■ **Exercise input**
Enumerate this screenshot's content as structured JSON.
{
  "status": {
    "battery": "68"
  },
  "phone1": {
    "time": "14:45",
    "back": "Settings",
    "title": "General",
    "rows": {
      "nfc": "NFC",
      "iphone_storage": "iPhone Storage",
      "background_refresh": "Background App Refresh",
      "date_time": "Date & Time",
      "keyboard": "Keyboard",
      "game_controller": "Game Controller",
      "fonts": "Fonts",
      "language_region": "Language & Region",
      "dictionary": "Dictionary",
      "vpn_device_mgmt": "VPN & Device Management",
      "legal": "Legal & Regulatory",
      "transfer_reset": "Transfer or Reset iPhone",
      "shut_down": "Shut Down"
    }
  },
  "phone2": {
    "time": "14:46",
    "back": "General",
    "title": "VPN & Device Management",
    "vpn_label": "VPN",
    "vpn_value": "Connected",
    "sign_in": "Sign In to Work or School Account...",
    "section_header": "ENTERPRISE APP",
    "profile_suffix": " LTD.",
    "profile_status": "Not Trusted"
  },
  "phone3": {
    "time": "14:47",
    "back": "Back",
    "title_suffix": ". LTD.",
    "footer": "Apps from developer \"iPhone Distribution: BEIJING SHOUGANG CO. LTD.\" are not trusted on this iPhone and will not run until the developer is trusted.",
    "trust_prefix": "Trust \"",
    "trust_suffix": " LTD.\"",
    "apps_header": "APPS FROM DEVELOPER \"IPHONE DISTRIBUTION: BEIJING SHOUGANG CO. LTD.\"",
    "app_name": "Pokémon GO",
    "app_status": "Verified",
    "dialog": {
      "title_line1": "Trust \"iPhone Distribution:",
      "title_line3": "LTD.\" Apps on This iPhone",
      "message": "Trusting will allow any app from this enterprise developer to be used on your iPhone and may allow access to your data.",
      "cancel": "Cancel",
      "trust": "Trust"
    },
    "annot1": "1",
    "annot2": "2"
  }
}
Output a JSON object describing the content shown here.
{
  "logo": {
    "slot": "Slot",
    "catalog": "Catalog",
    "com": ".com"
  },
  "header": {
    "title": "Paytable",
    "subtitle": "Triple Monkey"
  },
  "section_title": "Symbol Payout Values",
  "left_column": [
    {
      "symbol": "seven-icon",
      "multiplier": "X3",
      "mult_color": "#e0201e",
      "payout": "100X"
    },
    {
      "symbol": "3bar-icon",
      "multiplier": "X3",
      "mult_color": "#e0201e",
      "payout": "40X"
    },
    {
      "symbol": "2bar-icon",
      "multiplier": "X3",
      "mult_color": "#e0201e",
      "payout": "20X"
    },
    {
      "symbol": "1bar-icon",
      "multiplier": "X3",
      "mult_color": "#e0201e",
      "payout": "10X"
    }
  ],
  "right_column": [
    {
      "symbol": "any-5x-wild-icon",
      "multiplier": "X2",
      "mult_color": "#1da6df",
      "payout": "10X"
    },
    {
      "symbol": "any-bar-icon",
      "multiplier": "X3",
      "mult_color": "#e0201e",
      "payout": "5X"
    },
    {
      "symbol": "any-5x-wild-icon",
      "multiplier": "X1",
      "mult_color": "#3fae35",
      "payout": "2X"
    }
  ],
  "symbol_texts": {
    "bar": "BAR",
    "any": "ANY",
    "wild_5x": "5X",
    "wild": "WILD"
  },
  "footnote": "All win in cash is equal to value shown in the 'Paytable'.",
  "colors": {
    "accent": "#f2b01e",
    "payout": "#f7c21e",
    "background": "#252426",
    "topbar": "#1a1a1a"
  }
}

■ **Task statement**
Repeat the material word for word, in full.

■ **Reply**
Enumerate this screenshot's content as structured JSON.
{
  "status": {
    "battery": "68"
  },
  "phone1": {
    "time": "14:45",
    "back": "Settings",
    "title": "General",
    "rows": {
      "nfc": "NFC",
      "iphone_storage": "iPhone Storage",
      "background_refresh": "Background App Refresh",
      "date_time": "Date & Time",
      "keyboard": "Keyboard",
      "game_controller": "Game Controller",
      "fonts": "Fonts",
      "language_region": "Language & Region",
      "dictionary": "Dictionary",
      "vpn_device_mgmt": "VPN & Device Management",
      "legal": "Legal & Regulatory",
      "transfer_reset": "Transfer or Reset iPhone",
      "shut_down": "Shut Down"
    }
  },
  "phone2": {
    "time": "14:46",
    "back": "General",
    "title": "VPN & Device Management",
    "vpn_label": "VPN",
    "vpn_value": "Connected",
    "sign_in": "Sign In to Work or School Account...",
    "section_header": "ENTERPRISE APP",
    "profile_suffix": " LTD.",
    "profile_status": "Not Trusted"
  },
  "phone3": {
    "time": "14:47",
    "back": "Back",
    "title_suffix": ". LTD.",
    "footer": "Apps from developer \"iPhone Distribution: BEIJING SHOUGANG CO. LTD.\" are not trusted on this iPhone and will not run until the developer is trusted.",
    "trust_prefix": "Trust \"",
    "trust_suffix": " LTD.\"",
    "apps_header": "APPS FROM DEVELOPER \"IPHONE DISTRIBUTION: BEIJING SHOUGANG CO. LTD.\"",
    "app_name": "Pokémon GO",
    "app_status": "Verified",
    "dialog": {
      "title_line1": "Trust \"iPhone Distribution:",
      "title_line3": "LTD.\" Apps on This iPhone",
      "message": "Trusting will allow any app from this enterprise developer to be used on your iPhone and may allow access to your data.",
      "cancel": "Cancel",
      "trust": "Trust"
    },
    "annot1": "1",
    "annot2": "2"
  }
}
Output a JSON object describing the content shown here.
{
  "logo": {
    "slot": "Slot",
    "catalog": "Catalog",
    "com": ".com"
  },
  "header": {
    "title": "Paytable",
    "subtitle": "Triple Monkey"
  },
  "section_title": "Symbol Payout Values",
  "left_column": [
    {
      "symbol": "seven-icon",
      "multiplier": "X3",
      "mult_color": "#e0201e",
      "payout": "100X"
    },
    {
      "symbol": "3bar-icon",
      "multiplier": "X3",
      "mult_color": "#e0201e",
      "payout": "40X"
    },
    {
      "symbol": "2bar-icon",
      "multiplier": "X3",
      "mult_color": "#e0201e",
      "payout": "20X"
    },
    {
      "symbol": "1bar-icon",
      "multiplier": "X3",
      "mult_color": "#e0201e",
      "payout": "10X"
    }
  ],
  "right_column": [
    {
      "symbol": "any-5x-wild-icon",
      "multiplier": "X2",
      "mult_color": "#1da6df",
      "payout": "10X"
    },
    {
      "symbol": "any-bar-icon",
      "multiplier": "X3",
      "mult_color": "#e0201e",
      "payout": "5X"
    },
    {
      "symbol": "any-5x-wild-icon",
      "multiplier": "X1",
      "mult_color": "#3fae35",
      "payout": "2X"
    }
  ],
  "symbol_texts": {
    "bar": "BAR",
    "any": "ANY",
    "wild_5x": "5X",
    "wild": "WILD"
  },
  "footnote": "All win in cash is equal to value shown in the 'Paytable'.",
  "colors": {
    "accent": "#f2b01e",
    "payout": "#f7c21e",
    "background": "#252426",
    "topbar": "#1a1a1a"
  }
}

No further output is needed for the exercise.